* [REQUIRED WORK]
The result should be an exact copy of the data, free of pictures.

Dataset entries on figures
%%
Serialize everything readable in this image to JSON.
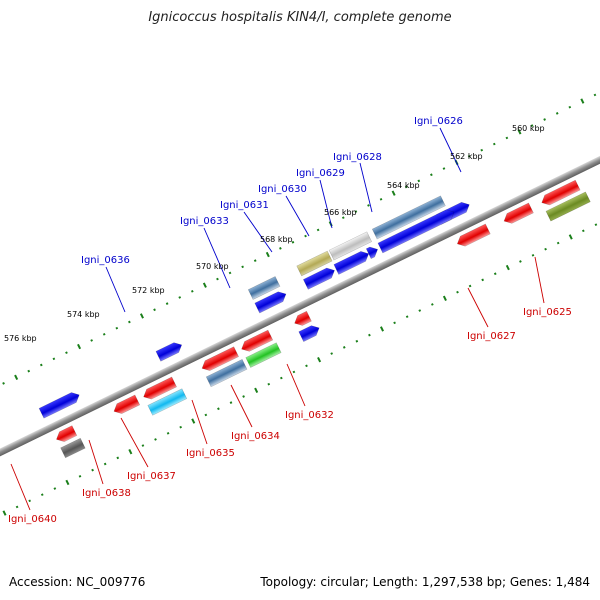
{
  "title": "Ignicoccus hospitalis KIN4/I, complete genome",
  "accession": "Accession: NC_009776",
  "summary": "Topology: circular; Length: 1,297,538 bp; Genes: 1,484",
  "colors": {
    "forward_label": "#0000cc",
    "reverse_label": "#cc0000",
    "backbone": "#8c8c8c",
    "tick": "#1a7f1a"
  },
  "scale_ticks": [
    {
      "label": "560 kbp"
    },
    {
      "label": "562 kbp"
    },
    {
      "label": "564 kbp"
    },
    {
      "label": "566 kbp"
    },
    {
      "label": "568 kbp"
    },
    {
      "label": "570 kbp"
    },
    {
      "label": "572 kbp"
    },
    {
      "label": "574 kbp"
    },
    {
      "label": "576 kbp"
    }
  ],
  "forward_labels": [
    {
      "label": "Igni_0626"
    },
    {
      "label": "Igni_0628"
    },
    {
      "label": "Igni_0629"
    },
    {
      "label": "Igni_0630"
    },
    {
      "label": "Igni_0631"
    },
    {
      "label": "Igni_0633"
    },
    {
      "label": "Igni_0636"
    }
  ],
  "reverse_labels": [
    {
      "label": "Igni_0625"
    },
    {
      "label": "Igni_0627"
    },
    {
      "label": "Igni_0632"
    },
    {
      "label": "Igni_0634"
    },
    {
      "label": "Igni_0635"
    },
    {
      "label": "Igni_0637"
    },
    {
      "label": "Igni_0638"
    },
    {
      "label": "Igni_0640"
    }
  ]
}
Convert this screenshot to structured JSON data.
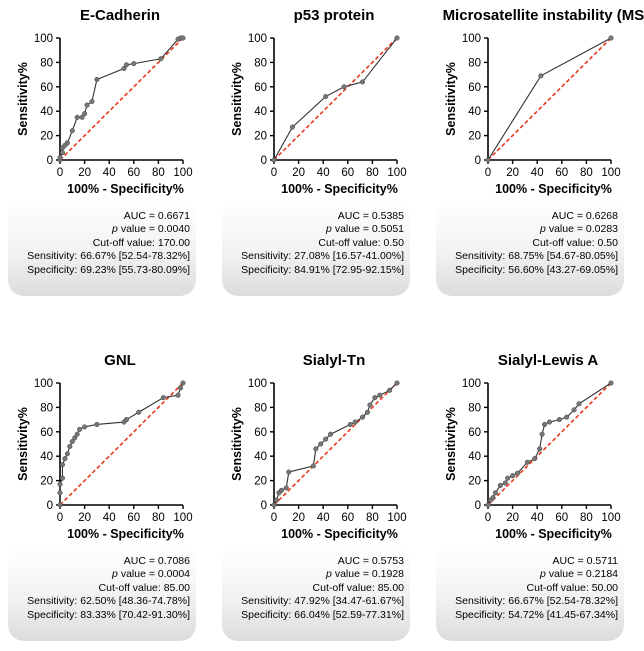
%%
* [ANSWER SECTION]
Serialize everything readable in this image to JSON.
{
  "title": "Ignicoccus hospitalis KIN4/I, complete genome",
  "accession": "Accession: NC_009776",
  "summary": "Topology: circular; Length: 1,297,538 bp; Genes: 1,484",
  "colors": {
    "forward_label": "#0000cc",
    "reverse_label": "#cc0000",
    "backbone": "#8c8c8c",
    "tick": "#1a7f1a"
  },
  "scale_ticks": [
    {
      "label": "560 kbp"
    },
    {
      "label": "562 kbp"
    },
    {
      "label": "564 kbp"
    },
    {
      "label": "566 kbp"
    },
    {
      "label": "568 kbp"
    },
    {
      "label": "570 kbp"
    },
    {
      "label": "572 kbp"
    },
    {
      "label": "574 kbp"
    },
    {
      "label": "576 kbp"
    }
  ],
  "forward_labels": [
    {
      "label": "Igni_0626"
    },
    {
      "label": "Igni_0628"
    },
    {
      "label": "Igni_0629"
    },
    {
      "label": "Igni_0630"
    },
    {
      "label": "Igni_0631"
    },
    {
      "label": "Igni_0633"
    },
    {
      "label": "Igni_0636"
    }
  ],
  "reverse_labels": [
    {
      "label": "Igni_0625"
    },
    {
      "label": "Igni_0627"
    },
    {
      "label": "Igni_0632"
    },
    {
      "label": "Igni_0634"
    },
    {
      "label": "Igni_0635"
    },
    {
      "label": "Igni_0637"
    },
    {
      "label": "Igni_0638"
    },
    {
      "label": "Igni_0640"
    }
  ]
}
Convert this screenshot to structured JSON data.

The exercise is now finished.